INSTRUCTIONS TO FOLLOW:
Transcribe the listing below word for word.

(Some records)
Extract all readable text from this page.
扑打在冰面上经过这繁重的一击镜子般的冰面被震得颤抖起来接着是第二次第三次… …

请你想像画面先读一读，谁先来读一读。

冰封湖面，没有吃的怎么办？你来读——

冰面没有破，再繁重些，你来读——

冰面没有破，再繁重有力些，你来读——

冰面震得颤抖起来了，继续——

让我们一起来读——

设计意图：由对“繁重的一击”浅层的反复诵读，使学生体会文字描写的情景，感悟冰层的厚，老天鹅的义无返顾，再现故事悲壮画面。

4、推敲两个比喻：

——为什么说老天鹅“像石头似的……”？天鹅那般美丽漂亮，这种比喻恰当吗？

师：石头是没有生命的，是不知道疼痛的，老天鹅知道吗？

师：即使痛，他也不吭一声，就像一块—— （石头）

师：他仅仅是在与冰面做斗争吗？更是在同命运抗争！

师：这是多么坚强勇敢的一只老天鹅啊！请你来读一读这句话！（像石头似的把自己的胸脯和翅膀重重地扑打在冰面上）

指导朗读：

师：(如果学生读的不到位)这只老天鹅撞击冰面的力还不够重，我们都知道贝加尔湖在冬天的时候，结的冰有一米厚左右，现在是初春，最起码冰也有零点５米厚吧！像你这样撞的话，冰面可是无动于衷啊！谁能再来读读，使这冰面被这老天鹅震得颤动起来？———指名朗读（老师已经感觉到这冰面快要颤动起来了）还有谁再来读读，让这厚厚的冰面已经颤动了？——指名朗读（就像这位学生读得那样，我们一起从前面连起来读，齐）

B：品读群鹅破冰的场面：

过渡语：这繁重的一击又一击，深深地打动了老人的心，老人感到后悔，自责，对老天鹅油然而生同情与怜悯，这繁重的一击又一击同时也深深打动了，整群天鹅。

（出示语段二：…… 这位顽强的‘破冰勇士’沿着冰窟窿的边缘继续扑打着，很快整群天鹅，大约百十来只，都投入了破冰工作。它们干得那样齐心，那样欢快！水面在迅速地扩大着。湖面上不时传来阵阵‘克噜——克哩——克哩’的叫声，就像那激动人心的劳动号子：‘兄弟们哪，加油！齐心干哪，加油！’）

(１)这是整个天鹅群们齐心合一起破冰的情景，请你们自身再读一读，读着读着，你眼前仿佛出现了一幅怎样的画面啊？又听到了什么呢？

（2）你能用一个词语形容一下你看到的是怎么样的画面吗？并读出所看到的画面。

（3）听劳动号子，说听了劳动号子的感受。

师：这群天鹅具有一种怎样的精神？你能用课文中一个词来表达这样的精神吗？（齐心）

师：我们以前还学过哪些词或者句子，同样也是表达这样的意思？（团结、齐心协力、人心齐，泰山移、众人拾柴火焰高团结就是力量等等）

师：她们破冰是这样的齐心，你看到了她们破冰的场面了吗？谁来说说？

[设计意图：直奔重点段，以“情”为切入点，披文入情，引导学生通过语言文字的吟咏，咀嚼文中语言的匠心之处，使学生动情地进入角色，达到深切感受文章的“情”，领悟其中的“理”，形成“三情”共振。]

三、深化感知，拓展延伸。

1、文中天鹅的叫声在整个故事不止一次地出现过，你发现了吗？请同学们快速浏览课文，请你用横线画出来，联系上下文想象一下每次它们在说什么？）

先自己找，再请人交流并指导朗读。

ANSWER TO THIS PROBLEM:
Extract all readable text from this page.
扑打在冰面上经过这繁重的一击镜子般的冰面被震得颤抖起来接着是第二次第三次… …

请你想像画面先读一读，谁先来读一读。

冰封湖面，没有吃的怎么办？你来读——

冰面没有破，再繁重些，你来读——

冰面没有破，再繁重有力些，你来读——

冰面震得颤抖起来了，继续——

让我们一起来读——

设计意图：由对“繁重的一击”浅层的反复诵读，使学生体会文字描写的情景，感悟冰层的厚，老天鹅的义无返顾，再现故事悲壮画面。

4、推敲两个比喻：

——为什么说老天鹅“像石头似的……”？天鹅那般美丽漂亮，这种比喻恰当吗？

师：石头是没有生命的，是不知道疼痛的，老天鹅知道吗？

师：即使痛，他也不吭一声，就像一块—— （石头）

师：他仅仅是在与冰面做斗争吗？更是在同命运抗争！

师：这是多么坚强勇敢的一只老天鹅啊！请你来读一读这句话！（像石头似的把自己的胸脯和翅膀重重地扑打在冰面上）

指导朗读：

师：(如果学生读的不到位)这只老天鹅撞击冰面的力还不够重，我们都知道贝加尔湖在冬天的时候，结的冰有一米厚左右，现在是初春，最起码冰也有零点５米厚吧！像你这样撞的话，冰面可是无动于衷啊！谁能再来读读，使这冰面被这老天鹅震得颤动起来？———指名朗读（老师已经感觉到这冰面快要颤动起来了）还有谁再来读读，让这厚厚的冰面已经颤动了？——指名朗读（就像这位学生读得那样，我们一起从前面连起来读，齐）

B：品读群鹅破冰的场面：

过渡语：这繁重的一击又一击，深深地打动了老人的心，老人感到后悔，自责，对老天鹅油然而生同情与怜悯，这繁重的一击又一击同时也深深打动了，整群天鹅。

（出示语段二：…… 这位顽强的‘破冰勇士’沿着冰窟窿的边缘继续扑打着，很快整群天鹅，大约百十来只，都投入了破冰工作。它们干得那样齐心，那样欢快！水面在迅速地扩大着。湖面上不时传来阵阵‘克噜——克哩——克哩’的叫声，就像那激动人心的劳动号子：‘兄弟们哪，加油！齐心干哪，加油！’）

(１)这是整个天鹅群们齐心合一起破冰的情景，请你们自身再读一读，读着读着，你眼前仿佛出现了一幅怎样的画面啊？又听到了什么呢？

（2）你能用一个词语形容一下你看到的是怎么样的画面吗？并读出所看到的画面。

（3）听劳动号子，说听了劳动号子的感受。

师：这群天鹅具有一种怎样的精神？你能用课文中一个词来表达这样的精神吗？（齐心）

师：我们以前还学过哪些词或者句子，同样也是表达这样的意思？（团结、齐心协力、人心齐，泰山移、众人拾柴火焰高团结就是力量等等）

师：她们破冰是这样的齐心，你看到了她们破冰的场面了吗？谁来说说？

[设计意图：直奔重点段，以“情”为切入点，披文入情，引导学生通过语言文字的吟咏，咀嚼文中语言的匠心之处，使学生动情地进入角色，达到深切感受文章的“情”，领悟其中的“理”，形成“三情”共振。]

三、深化感知，拓展延伸。

1、文中天鹅的叫声在整个故事不止一次地出现过，你发现了吗？请同学们快速浏览课文，请你用横线画出来，联系上下文想象一下每次它们在说什么？）

先自己找，再请人交流并指导朗读。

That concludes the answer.